GIVEN RECORDS »
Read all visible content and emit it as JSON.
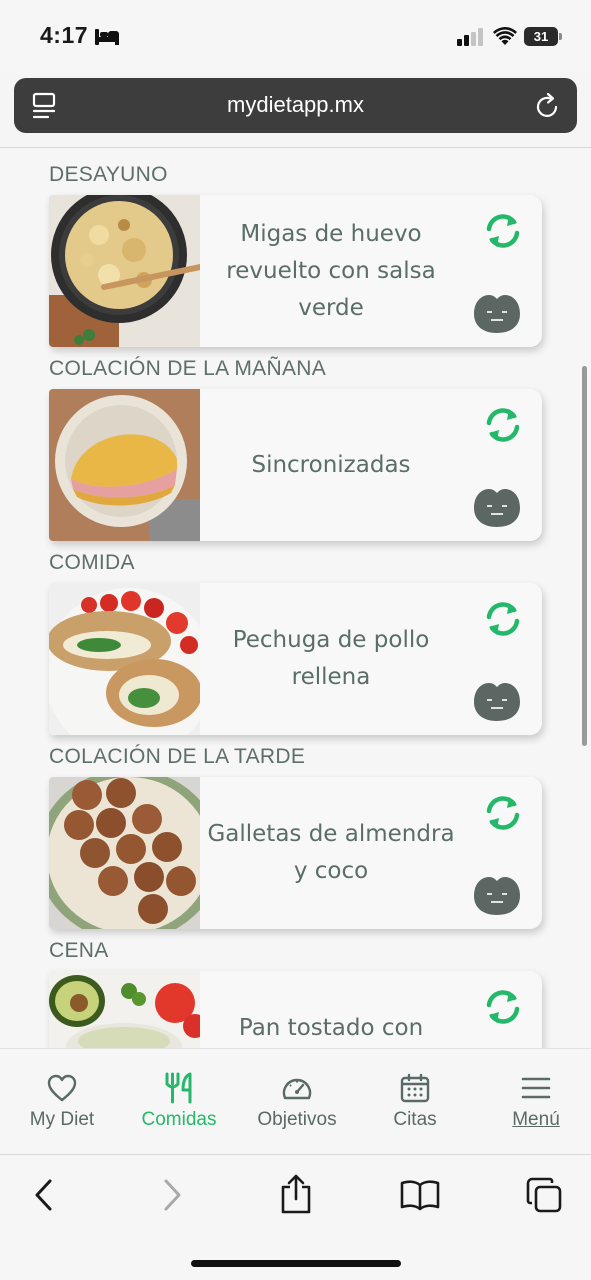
{
  "status": {
    "time": "4:17",
    "battery": "31"
  },
  "browser": {
    "url": "mydietapp.mx"
  },
  "meals": [
    {
      "label": "DESAYUNO",
      "title": "Migas de huevo revuelto con salsa verde"
    },
    {
      "label": "COLACIÓN DE LA MAÑANA",
      "title": "Sincronizadas"
    },
    {
      "label": "COMIDA",
      "title": "Pechuga de pollo rellena"
    },
    {
      "label": "COLACIÓN DE LA TARDE",
      "title": "Galletas de almendra y coco"
    },
    {
      "label": "CENA",
      "title": "Pan tostado con aguacate y queso"
    }
  ],
  "tabs": [
    {
      "label": "My Diet",
      "icon": "heart-icon"
    },
    {
      "label": "Comidas",
      "icon": "fork-knife-icon",
      "active": true
    },
    {
      "label": "Objetivos",
      "icon": "gauge-icon"
    },
    {
      "label": "Citas",
      "icon": "calendar-icon"
    },
    {
      "label": "Menú",
      "icon": "hamburger-menu-icon"
    }
  ],
  "colors": {
    "accent": "#25b86a",
    "text_muted": "#5a6e67",
    "url_bar": "#3d3d3d"
  }
}
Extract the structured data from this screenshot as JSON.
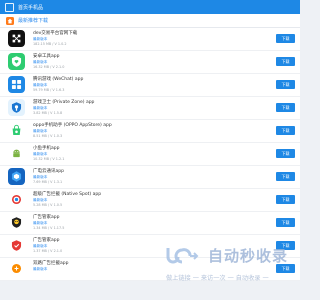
{
  "header": {
    "title": "首页手机品"
  },
  "section": {
    "label": "最新推荐下载"
  },
  "apps": [
    {
      "name": "dev交易平台官网下载",
      "tag": "最新版本",
      "meta": "182.15 MB / V 1.0.2",
      "download": "下载",
      "icon": "cube-icon",
      "bg": "#111111"
    },
    {
      "name": "安卓工具app",
      "tag": "最新版本",
      "meta": "16.32 MB / V 2.1.0",
      "download": "下载",
      "icon": "shield-heart-icon",
      "bg": "#2ecc71"
    },
    {
      "name": "腾讯游戏 (WeChat) app",
      "tag": "最新版本",
      "meta": "59.79 MB / V 1.6.3",
      "download": "下载",
      "icon": "grid-icon",
      "bg": "#1e88e5"
    },
    {
      "name": "游戏卫士 (Private Zone) app",
      "tag": "最新版本",
      "meta": "3.82 MB / V 1.5.8",
      "download": "下载",
      "icon": "shield-icon",
      "bg": "#e3f2fd"
    },
    {
      "name": "oppo手机助手 (OPPO AppStore) app",
      "tag": "最新版本",
      "meta": "8.51 MB / V 1.0.3",
      "download": "下载",
      "icon": "bag-icon",
      "bg": "#ffffff"
    },
    {
      "name": "小鱼手机app",
      "tag": "最新版本",
      "meta": "10.32 MB / V 1.2.1",
      "download": "下载",
      "icon": "android-icon",
      "bg": "#ffffff"
    },
    {
      "name": "广电云通讯app",
      "tag": "最新版本",
      "meta": "7.69 MB / V 1.3.1",
      "download": "下载",
      "icon": "hexagon-icon",
      "bg": "#1565c0"
    },
    {
      "name": "超级广告拦截 (Native Spot) app",
      "tag": "最新版本",
      "meta": "5.28 MB / V 1.0.5",
      "download": "下载",
      "icon": "target-icon",
      "bg": "#ffffff"
    },
    {
      "name": "广告管家app",
      "tag": "最新版本",
      "meta": "1.34 MB / V 1.17.5",
      "download": "下载",
      "icon": "skull-icon",
      "bg": "#ffffff"
    },
    {
      "name": "广告管家app",
      "tag": "最新版本",
      "meta": "1.37 MB / V 2.1.0",
      "download": "下载",
      "icon": "shield-red-icon",
      "bg": "#ffffff"
    },
    {
      "name": "双路广告拦截app",
      "tag": "最新版本",
      "meta": "",
      "download": "下载",
      "icon": "circle-icon",
      "bg": "#ffffff"
    }
  ],
  "watermark": {
    "brand": "自动秒收录",
    "tagline": "做上链接 一 来访一次 一 自动收录 一"
  }
}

GIVEN PROBLEM » How many lines in the listing above contain the string "COLACIÓN"? Answer with the number only.

PROBLEM SOLUTION » 2